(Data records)
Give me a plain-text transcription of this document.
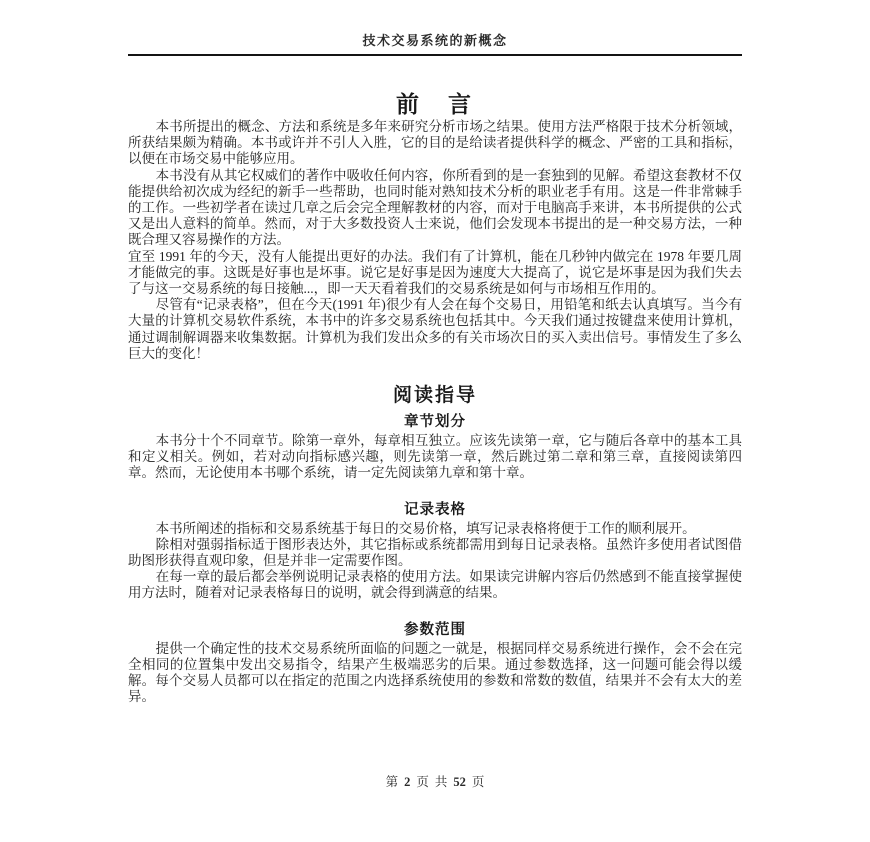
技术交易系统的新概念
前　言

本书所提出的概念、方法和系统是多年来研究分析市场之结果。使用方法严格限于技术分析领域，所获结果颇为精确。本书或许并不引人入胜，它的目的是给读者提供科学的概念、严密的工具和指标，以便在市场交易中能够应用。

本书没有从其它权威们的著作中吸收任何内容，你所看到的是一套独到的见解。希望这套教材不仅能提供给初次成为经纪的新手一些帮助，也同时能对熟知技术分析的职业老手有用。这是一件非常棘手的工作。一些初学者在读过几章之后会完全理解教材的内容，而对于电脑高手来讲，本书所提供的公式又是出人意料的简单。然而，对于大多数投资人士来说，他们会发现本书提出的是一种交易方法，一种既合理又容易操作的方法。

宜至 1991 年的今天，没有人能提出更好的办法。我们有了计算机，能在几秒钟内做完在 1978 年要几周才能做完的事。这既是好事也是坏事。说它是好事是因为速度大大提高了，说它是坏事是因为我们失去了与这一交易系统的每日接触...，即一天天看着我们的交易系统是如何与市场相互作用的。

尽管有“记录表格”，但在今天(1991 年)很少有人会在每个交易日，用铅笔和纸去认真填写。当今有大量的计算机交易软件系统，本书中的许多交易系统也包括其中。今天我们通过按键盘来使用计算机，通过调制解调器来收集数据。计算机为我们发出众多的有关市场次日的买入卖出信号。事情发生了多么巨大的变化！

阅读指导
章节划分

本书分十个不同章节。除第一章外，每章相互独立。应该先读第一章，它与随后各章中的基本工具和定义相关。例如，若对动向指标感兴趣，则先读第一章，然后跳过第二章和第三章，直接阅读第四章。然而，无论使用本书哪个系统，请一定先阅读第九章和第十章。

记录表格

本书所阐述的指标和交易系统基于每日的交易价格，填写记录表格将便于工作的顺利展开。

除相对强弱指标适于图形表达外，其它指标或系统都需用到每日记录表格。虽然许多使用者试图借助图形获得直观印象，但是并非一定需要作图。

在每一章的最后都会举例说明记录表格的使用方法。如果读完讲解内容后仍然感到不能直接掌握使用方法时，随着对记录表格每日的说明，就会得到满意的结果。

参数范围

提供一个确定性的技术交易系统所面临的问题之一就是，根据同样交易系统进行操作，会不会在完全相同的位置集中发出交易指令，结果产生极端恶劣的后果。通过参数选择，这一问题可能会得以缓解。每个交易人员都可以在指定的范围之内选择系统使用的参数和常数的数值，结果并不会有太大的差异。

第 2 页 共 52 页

---

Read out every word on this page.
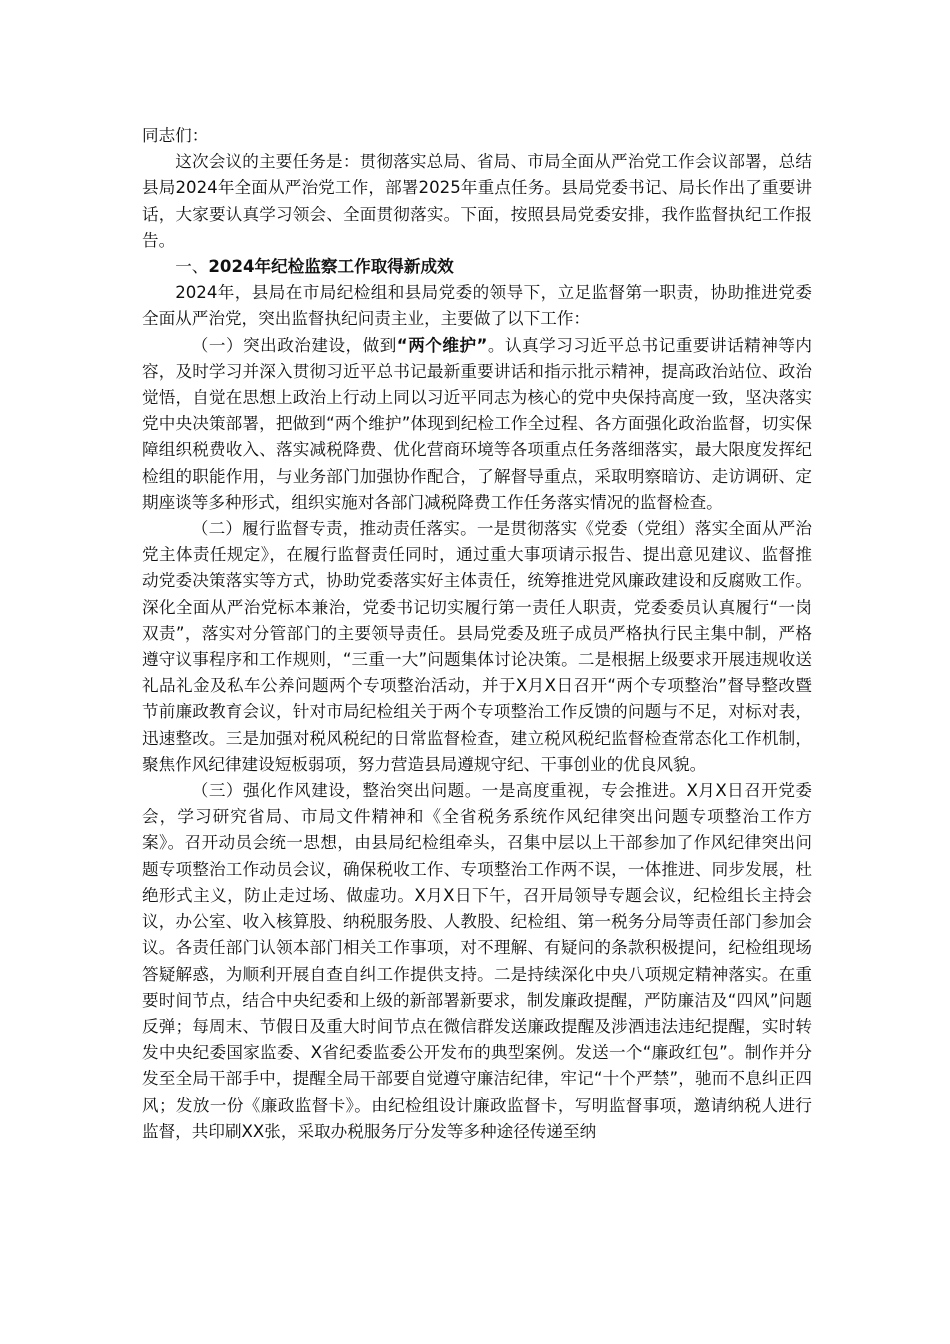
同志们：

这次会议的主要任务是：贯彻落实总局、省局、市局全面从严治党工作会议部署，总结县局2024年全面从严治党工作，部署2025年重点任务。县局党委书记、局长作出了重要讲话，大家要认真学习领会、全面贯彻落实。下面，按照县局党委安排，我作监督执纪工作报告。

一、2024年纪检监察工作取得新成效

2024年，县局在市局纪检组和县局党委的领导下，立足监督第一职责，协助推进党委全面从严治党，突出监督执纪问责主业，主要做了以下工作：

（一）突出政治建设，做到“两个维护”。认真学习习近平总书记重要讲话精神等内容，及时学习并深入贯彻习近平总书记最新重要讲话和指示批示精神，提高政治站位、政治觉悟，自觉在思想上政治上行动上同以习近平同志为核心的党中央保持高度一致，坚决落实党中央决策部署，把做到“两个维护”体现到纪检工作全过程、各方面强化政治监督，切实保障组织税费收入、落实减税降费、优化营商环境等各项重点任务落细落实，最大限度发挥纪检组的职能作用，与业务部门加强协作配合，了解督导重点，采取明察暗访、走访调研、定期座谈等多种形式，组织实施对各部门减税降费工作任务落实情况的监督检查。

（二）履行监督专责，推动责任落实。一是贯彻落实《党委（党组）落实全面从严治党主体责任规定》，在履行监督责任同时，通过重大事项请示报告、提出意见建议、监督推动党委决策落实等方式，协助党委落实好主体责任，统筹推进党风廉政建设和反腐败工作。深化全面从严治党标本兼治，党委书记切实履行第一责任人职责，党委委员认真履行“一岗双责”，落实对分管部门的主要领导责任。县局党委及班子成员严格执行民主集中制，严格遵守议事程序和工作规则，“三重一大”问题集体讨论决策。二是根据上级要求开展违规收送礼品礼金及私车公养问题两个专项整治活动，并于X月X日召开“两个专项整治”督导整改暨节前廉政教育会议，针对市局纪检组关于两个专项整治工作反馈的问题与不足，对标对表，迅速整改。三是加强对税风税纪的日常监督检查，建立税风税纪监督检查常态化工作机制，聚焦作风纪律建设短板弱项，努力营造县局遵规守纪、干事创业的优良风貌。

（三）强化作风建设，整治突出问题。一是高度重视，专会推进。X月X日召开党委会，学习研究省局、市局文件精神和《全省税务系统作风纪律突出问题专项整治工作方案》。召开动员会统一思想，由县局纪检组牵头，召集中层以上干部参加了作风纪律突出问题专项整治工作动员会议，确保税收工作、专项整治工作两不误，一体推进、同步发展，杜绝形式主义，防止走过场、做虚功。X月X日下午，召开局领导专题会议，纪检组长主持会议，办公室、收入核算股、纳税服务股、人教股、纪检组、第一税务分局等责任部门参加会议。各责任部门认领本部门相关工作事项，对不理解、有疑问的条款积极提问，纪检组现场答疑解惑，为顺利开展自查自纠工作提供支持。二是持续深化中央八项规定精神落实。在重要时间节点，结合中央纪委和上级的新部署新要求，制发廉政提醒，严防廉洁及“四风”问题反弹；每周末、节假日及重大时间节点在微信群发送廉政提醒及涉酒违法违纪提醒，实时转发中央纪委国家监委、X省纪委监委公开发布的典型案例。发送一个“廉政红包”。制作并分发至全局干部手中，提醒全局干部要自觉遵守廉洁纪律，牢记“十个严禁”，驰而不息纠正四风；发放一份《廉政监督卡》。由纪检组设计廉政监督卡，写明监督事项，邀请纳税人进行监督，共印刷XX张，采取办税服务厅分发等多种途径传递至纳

==

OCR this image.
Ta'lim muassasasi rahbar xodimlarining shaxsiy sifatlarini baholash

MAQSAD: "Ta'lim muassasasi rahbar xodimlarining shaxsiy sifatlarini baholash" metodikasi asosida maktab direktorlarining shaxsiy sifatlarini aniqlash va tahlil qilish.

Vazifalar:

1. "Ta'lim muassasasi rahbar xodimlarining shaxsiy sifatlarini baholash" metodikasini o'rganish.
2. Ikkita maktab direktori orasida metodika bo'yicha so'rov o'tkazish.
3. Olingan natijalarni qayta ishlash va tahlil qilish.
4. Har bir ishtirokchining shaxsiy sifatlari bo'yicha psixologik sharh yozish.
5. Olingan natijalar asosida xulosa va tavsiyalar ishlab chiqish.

§ REQUEST:
From the data above, copy out every line with the string "shaxsiy" in it.

§ TASK RESPONSE:
Ta'lim muassasasi rahbar xodimlarining shaxsiy sifatlarini baholash
MAQSAD: "Ta'lim muassasasi rahbar xodimlarining shaxsiy sifatlarini baholash" metodikasi asosida maktab direktorlarining shaxsiy sifatlarini aniqlash va tahlil qilish.
1. "Ta'lim muassasasi rahbar xodimlarining shaxsiy sifatlarini baholash" metodikasini o'rganish.
4. Har bir ishtirokchining shaxsiy sifatlari bo'yicha psixologik sharh yozish.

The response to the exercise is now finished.